| AIM |
Consider the records below. How many of their lines include the word "value"? State the number and nothing else.

|---|

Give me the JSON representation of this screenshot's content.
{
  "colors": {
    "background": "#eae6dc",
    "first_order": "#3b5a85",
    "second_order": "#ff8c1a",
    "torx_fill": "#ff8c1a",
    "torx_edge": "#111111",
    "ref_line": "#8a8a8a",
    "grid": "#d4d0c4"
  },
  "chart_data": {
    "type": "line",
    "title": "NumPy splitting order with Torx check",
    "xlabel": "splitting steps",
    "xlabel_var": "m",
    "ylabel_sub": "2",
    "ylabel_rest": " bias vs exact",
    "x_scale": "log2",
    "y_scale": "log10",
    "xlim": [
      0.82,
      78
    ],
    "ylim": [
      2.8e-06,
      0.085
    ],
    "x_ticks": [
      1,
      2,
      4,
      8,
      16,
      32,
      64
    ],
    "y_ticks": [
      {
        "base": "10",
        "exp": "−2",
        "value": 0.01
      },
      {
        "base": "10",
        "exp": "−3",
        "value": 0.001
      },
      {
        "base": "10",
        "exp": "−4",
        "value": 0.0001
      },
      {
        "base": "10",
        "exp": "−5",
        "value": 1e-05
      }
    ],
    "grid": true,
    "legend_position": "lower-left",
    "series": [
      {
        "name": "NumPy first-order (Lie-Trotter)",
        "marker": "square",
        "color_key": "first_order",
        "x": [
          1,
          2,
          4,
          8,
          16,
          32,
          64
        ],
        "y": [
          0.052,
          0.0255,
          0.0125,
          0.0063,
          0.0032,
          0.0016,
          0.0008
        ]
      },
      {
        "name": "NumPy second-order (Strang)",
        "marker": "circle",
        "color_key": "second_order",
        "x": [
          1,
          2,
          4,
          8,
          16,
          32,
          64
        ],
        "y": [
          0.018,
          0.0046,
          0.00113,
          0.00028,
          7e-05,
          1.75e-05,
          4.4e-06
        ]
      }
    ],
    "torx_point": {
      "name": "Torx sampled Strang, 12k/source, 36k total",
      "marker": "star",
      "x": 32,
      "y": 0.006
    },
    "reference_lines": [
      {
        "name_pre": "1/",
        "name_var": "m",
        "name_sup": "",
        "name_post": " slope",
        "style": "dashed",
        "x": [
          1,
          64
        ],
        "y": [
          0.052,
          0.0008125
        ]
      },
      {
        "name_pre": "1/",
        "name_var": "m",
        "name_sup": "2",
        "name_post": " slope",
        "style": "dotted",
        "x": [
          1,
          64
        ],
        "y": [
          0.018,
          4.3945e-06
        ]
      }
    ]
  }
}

|---|

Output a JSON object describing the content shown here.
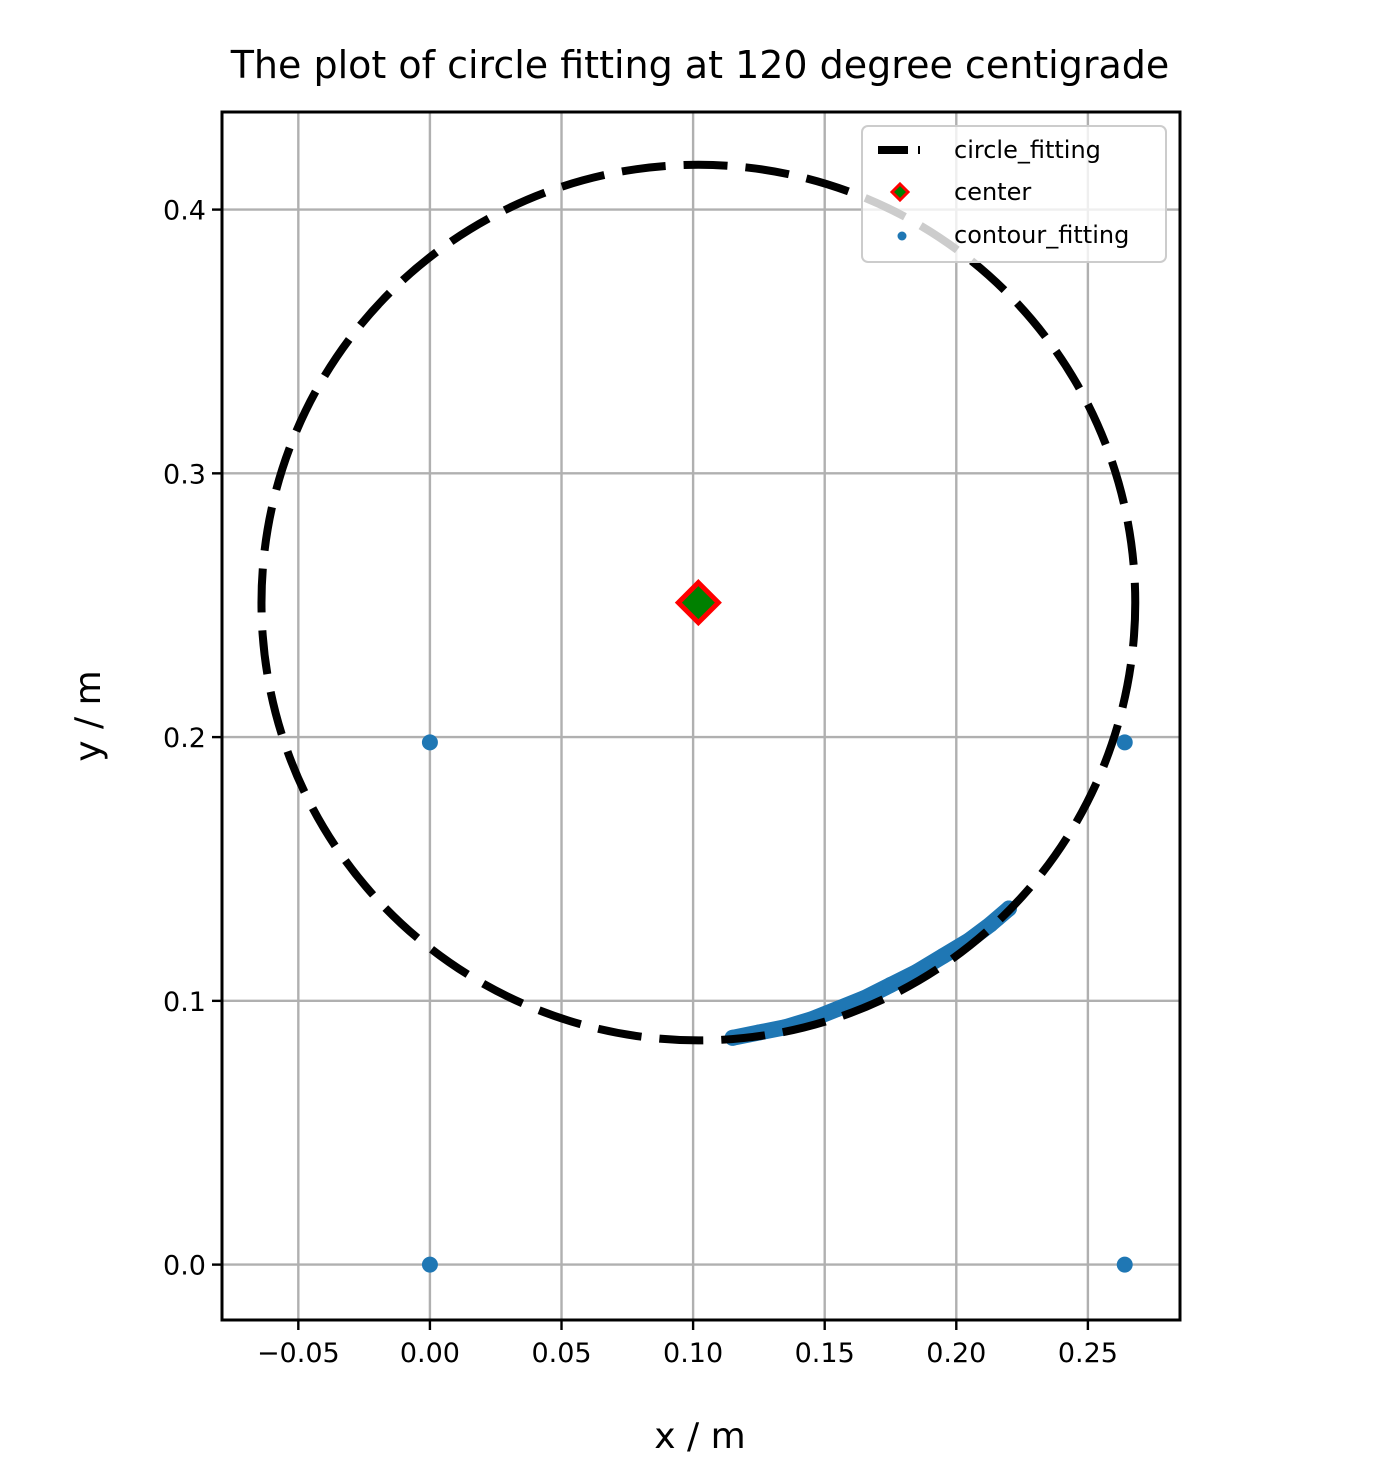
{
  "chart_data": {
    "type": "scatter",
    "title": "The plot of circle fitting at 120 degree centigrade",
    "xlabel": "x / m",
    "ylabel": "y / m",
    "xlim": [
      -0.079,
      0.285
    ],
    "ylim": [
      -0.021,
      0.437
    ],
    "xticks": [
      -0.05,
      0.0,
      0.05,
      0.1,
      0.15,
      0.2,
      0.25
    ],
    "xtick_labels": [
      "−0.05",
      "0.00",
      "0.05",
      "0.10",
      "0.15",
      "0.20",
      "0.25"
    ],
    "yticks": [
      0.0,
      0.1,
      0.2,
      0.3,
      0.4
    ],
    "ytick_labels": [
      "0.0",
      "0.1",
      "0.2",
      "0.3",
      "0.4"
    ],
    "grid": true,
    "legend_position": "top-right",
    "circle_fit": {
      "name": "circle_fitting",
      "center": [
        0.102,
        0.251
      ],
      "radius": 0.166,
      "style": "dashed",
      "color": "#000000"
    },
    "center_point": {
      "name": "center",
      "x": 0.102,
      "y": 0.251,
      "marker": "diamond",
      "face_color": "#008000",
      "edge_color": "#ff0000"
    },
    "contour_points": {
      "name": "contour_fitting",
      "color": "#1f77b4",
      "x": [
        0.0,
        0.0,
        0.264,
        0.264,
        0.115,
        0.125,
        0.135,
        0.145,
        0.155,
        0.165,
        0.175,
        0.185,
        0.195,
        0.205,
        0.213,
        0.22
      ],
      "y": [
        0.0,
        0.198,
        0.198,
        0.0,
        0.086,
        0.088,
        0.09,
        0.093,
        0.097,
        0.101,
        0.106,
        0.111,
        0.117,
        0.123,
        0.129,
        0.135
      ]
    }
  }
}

|---|

| FINAL RESULT |
4